Exercise
Reproduce the listing below verbatim.

Excerpted data
* * *

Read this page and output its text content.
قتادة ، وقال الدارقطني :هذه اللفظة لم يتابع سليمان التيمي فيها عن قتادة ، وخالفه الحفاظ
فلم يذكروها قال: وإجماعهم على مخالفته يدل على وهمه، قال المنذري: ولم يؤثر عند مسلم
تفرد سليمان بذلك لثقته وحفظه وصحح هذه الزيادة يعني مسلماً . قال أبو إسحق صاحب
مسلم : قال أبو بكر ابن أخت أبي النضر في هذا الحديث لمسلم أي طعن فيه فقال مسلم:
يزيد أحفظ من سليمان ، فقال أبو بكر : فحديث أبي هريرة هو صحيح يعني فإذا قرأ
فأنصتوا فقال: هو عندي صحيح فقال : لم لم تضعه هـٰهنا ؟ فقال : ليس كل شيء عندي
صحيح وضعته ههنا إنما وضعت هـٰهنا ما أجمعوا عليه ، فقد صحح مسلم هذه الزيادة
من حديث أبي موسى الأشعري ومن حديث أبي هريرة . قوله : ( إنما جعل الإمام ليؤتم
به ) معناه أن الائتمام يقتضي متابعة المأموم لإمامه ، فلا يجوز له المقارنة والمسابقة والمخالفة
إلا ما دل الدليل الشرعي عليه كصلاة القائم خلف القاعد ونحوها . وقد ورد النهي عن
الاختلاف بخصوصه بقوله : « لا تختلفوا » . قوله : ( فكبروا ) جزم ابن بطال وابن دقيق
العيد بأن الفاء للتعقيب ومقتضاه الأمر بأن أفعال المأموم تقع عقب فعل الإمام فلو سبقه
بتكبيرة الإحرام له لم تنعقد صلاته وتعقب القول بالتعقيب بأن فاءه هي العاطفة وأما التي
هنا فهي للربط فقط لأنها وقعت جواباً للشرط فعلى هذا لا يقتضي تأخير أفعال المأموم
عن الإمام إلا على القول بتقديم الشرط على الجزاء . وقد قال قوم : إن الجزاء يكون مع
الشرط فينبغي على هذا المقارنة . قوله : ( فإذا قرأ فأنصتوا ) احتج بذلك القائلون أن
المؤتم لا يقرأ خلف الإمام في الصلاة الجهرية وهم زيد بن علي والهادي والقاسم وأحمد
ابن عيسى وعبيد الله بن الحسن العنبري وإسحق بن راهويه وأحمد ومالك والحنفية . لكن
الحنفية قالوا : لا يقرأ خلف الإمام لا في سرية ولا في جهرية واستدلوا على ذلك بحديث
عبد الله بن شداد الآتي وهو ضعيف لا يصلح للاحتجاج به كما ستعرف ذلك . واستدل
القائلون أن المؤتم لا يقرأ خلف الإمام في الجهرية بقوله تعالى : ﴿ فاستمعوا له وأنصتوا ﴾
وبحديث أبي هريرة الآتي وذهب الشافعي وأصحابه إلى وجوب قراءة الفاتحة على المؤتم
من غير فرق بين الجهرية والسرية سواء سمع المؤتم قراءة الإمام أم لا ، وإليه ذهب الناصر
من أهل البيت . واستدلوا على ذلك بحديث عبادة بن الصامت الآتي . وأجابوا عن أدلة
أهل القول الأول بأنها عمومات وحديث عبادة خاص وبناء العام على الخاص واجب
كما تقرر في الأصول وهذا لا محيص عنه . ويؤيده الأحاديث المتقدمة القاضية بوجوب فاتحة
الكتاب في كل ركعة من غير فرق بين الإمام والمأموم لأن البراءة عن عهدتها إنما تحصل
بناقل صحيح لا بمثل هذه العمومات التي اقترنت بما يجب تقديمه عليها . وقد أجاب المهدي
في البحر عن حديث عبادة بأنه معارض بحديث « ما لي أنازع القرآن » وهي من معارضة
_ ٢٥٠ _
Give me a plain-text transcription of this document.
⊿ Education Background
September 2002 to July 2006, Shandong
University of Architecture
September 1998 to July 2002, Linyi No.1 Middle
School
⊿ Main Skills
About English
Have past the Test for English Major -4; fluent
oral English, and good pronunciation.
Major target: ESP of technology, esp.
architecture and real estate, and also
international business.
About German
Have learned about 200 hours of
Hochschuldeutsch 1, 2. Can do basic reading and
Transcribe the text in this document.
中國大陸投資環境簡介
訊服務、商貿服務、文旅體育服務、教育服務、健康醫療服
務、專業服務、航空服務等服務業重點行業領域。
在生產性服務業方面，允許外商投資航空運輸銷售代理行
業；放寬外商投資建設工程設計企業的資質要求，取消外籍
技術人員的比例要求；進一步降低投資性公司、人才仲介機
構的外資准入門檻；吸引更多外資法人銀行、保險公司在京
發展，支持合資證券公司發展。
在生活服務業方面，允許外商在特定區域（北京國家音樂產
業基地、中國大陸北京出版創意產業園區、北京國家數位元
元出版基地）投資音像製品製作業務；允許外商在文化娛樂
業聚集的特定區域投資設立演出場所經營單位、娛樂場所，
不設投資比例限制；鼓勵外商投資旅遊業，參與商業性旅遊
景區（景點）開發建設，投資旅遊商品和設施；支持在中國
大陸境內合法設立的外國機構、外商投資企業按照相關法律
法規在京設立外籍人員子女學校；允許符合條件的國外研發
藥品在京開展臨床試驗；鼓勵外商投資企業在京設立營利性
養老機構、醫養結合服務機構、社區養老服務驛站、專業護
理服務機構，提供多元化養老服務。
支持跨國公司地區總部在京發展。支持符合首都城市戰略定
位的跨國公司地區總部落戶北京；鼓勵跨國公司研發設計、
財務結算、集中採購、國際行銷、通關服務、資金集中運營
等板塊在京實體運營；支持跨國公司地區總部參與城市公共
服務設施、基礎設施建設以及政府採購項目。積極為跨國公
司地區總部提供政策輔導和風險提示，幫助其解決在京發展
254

* * *

Full answer
Read this page and output its text content.
قتادة ، وقال الدارقطني :هذه اللفظة لم يتابع سليمان التيمي فيها عن قتادة ، وخالفه الحفاظ
فلم يذكروها قال: وإجماعهم على مخالفته يدل على وهمه، قال المنذري: ولم يؤثر عند مسلم
تفرد سليمان بذلك لثقته وحفظه وصحح هذه الزيادة يعني مسلماً . قال أبو إسحق صاحب
مسلم : قال أبو بكر ابن أخت أبي النضر في هذا الحديث لمسلم أي طعن فيه فقال مسلم:
يزيد أحفظ من سليمان ، فقال أبو بكر : فحديث أبي هريرة هو صحيح يعني فإذا قرأ
فأنصتوا فقال: هو عندي صحيح فقال : لم لم تضعه هـٰهنا ؟ فقال : ليس كل شيء عندي
صحيح وضعته ههنا إنما وضعت هـٰهنا ما أجمعوا عليه ، فقد صحح مسلم هذه الزيادة
من حديث أبي موسى الأشعري ومن حديث أبي هريرة . قوله : ( إنما جعل الإمام ليؤتم
به ) معناه أن الائتمام يقتضي متابعة المأموم لإمامه ، فلا يجوز له المقارنة والمسابقة والمخالفة
إلا ما دل الدليل الشرعي عليه كصلاة القائم خلف القاعد ونحوها . وقد ورد النهي عن
الاختلاف بخصوصه بقوله : « لا تختلفوا » . قوله : ( فكبروا ) جزم ابن بطال وابن دقيق
العيد بأن الفاء للتعقيب ومقتضاه الأمر بأن أفعال المأموم تقع عقب فعل الإمام فلو سبقه
بتكبيرة الإحرام له لم تنعقد صلاته وتعقب القول بالتعقيب بأن فاءه هي العاطفة وأما التي
هنا فهي للربط فقط لأنها وقعت جواباً للشرط فعلى هذا لا يقتضي تأخير أفعال المأموم
عن الإمام إلا على القول بتقديم الشرط على الجزاء . وقد قال قوم : إن الجزاء يكون مع
الشرط فينبغي على هذا المقارنة . قوله : ( فإذا قرأ فأنصتوا ) احتج بذلك القائلون أن
المؤتم لا يقرأ خلف الإمام في الصلاة الجهرية وهم زيد بن علي والهادي والقاسم وأحمد
ابن عيسى وعبيد الله بن الحسن العنبري وإسحق بن راهويه وأحمد ومالك والحنفية . لكن
الحنفية قالوا : لا يقرأ خلف الإمام لا في سرية ولا في جهرية واستدلوا على ذلك بحديث
عبد الله بن شداد الآتي وهو ضعيف لا يصلح للاحتجاج به كما ستعرف ذلك . واستدل
القائلون أن المؤتم لا يقرأ خلف الإمام في الجهرية بقوله تعالى : ﴿ فاستمعوا له وأنصتوا ﴾
وبحديث أبي هريرة الآتي وذهب الشافعي وأصحابه إلى وجوب قراءة الفاتحة على المؤتم
من غير فرق بين الجهرية والسرية سواء سمع المؤتم قراءة الإمام أم لا ، وإليه ذهب الناصر
من أهل البيت . واستدلوا على ذلك بحديث عبادة بن الصامت الآتي . وأجابوا عن أدلة
أهل القول الأول بأنها عمومات وحديث عبادة خاص وبناء العام على الخاص واجب
كما تقرر في الأصول وهذا لا محيص عنه . ويؤيده الأحاديث المتقدمة القاضية بوجوب فاتحة
الكتاب في كل ركعة من غير فرق بين الإمام والمأموم لأن البراءة عن عهدتها إنما تحصل
بناقل صحيح لا بمثل هذه العمومات التي اقترنت بما يجب تقديمه عليها . وقد أجاب المهدي
في البحر عن حديث عبادة بأنه معارض بحديث « ما لي أنازع القرآن » وهي من معارضة
_ ٢٥٠ _
Give me a plain-text transcription of this document.
⊿ Education Background
September 2002 to July 2006, Shandong
University of Architecture
September 1998 to July 2002, Linyi No.1 Middle
School
⊿ Main Skills
About English
Have past the Test for English Major -4; fluent
oral English, and good pronunciation.
Major target: ESP of technology, esp.
architecture and real estate, and also
international business.
About German
Have learned about 200 hours of
Hochschuldeutsch 1, 2. Can do basic reading and
Transcribe the text in this document.
中國大陸投資環境簡介
訊服務、商貿服務、文旅體育服務、教育服務、健康醫療服
務、專業服務、航空服務等服務業重點行業領域。
在生產性服務業方面，允許外商投資航空運輸銷售代理行
業；放寬外商投資建設工程設計企業的資質要求，取消外籍
技術人員的比例要求；進一步降低投資性公司、人才仲介機
構的外資准入門檻；吸引更多外資法人銀行、保險公司在京
發展，支持合資證券公司發展。
在生活服務業方面，允許外商在特定區域（北京國家音樂產
業基地、中國大陸北京出版創意產業園區、北京國家數位元
元出版基地）投資音像製品製作業務；允許外商在文化娛樂
業聚集的特定區域投資設立演出場所經營單位、娛樂場所，
不設投資比例限制；鼓勵外商投資旅遊業，參與商業性旅遊
景區（景點）開發建設，投資旅遊商品和設施；支持在中國
大陸境內合法設立的外國機構、外商投資企業按照相關法律
法規在京設立外籍人員子女學校；允許符合條件的國外研發
藥品在京開展臨床試驗；鼓勵外商投資企業在京設立營利性
養老機構、醫養結合服務機構、社區養老服務驛站、專業護
理服務機構，提供多元化養老服務。
支持跨國公司地區總部在京發展。支持符合首都城市戰略定
位的跨國公司地區總部落戶北京；鼓勵跨國公司研發設計、
財務結算、集中採購、國際行銷、通關服務、資金集中運營
等板塊在京實體運營；支持跨國公司地區總部參與城市公共
服務設施、基礎設施建設以及政府採購項目。積極為跨國公
司地區總部提供政策輔導和風險提示，幫助其解決在京發展
254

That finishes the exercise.